§ **To do**:
Copy nothing but the text: repeat each entry exactly and drop the images.

§ **Information given**:
▼

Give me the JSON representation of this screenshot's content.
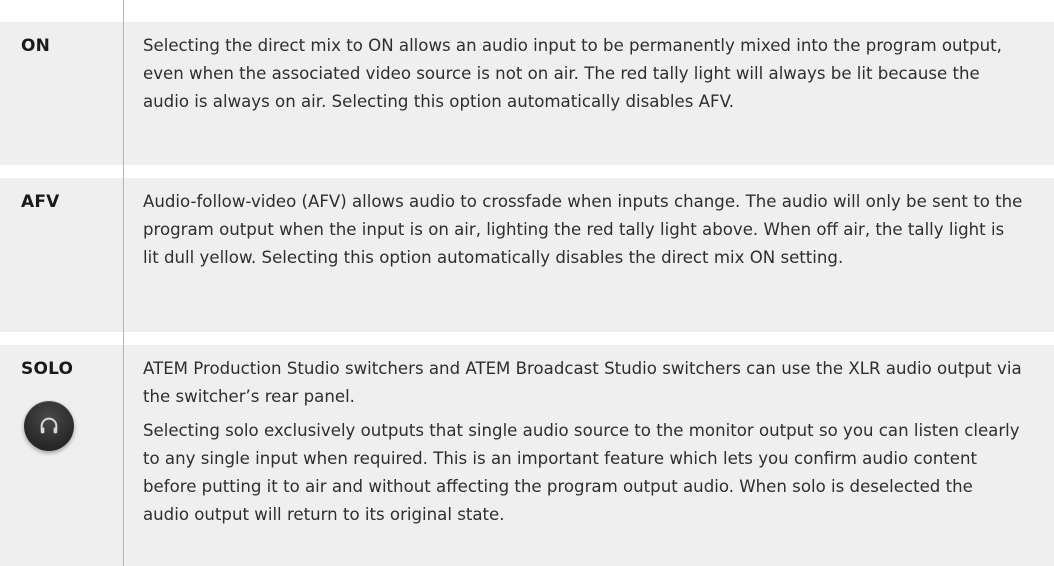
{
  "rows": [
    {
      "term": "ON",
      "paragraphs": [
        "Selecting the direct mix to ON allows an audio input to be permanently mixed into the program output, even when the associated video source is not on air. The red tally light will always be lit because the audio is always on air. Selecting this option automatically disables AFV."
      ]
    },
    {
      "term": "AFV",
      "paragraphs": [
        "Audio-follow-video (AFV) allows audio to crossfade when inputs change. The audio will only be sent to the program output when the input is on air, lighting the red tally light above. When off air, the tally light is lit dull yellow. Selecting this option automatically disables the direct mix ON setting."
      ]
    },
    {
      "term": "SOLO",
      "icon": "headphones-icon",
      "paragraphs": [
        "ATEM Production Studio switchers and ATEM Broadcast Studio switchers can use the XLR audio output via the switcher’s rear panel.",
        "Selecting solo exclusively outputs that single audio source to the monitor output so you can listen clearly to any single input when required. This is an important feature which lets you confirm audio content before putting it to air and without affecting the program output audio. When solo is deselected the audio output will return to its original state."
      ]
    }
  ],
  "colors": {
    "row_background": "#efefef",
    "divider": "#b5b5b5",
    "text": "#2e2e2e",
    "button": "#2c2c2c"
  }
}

▲

§ **Solution for this exercise**:
Give me the JSON representation of this screenshot's content.
{
  "rows": [
    {
      "term": "ON",
      "paragraphs": [
        "Selecting the direct mix to ON allows an audio input to be permanently mixed into the program output, even when the associated video source is not on air. The red tally light will always be lit because the audio is always on air. Selecting this option automatically disables AFV."
      ]
    },
    {
      "term": "AFV",
      "paragraphs": [
        "Audio-follow-video (AFV) allows audio to crossfade when inputs change. The audio will only be sent to the program output when the input is on air, lighting the red tally light above. When off air, the tally light is lit dull yellow. Selecting this option automatically disables the direct mix ON setting."
      ]
    },
    {
      "term": "SOLO",
      "icon": "headphones-icon",
      "paragraphs": [
        "ATEM Production Studio switchers and ATEM Broadcast Studio switchers can use the XLR audio output via the switcher’s rear panel.",
        "Selecting solo exclusively outputs that single audio source to the monitor output so you can listen clearly to any single input when required. This is an important feature which lets you confirm audio content before putting it to air and without affecting the program output audio. When solo is deselected the audio output will return to its original state."
      ]
    }
  ],
  "colors": {
    "row_background": "#efefef",
    "divider": "#b5b5b5",
    "text": "#2e2e2e",
    "button": "#2c2c2c"
  }
}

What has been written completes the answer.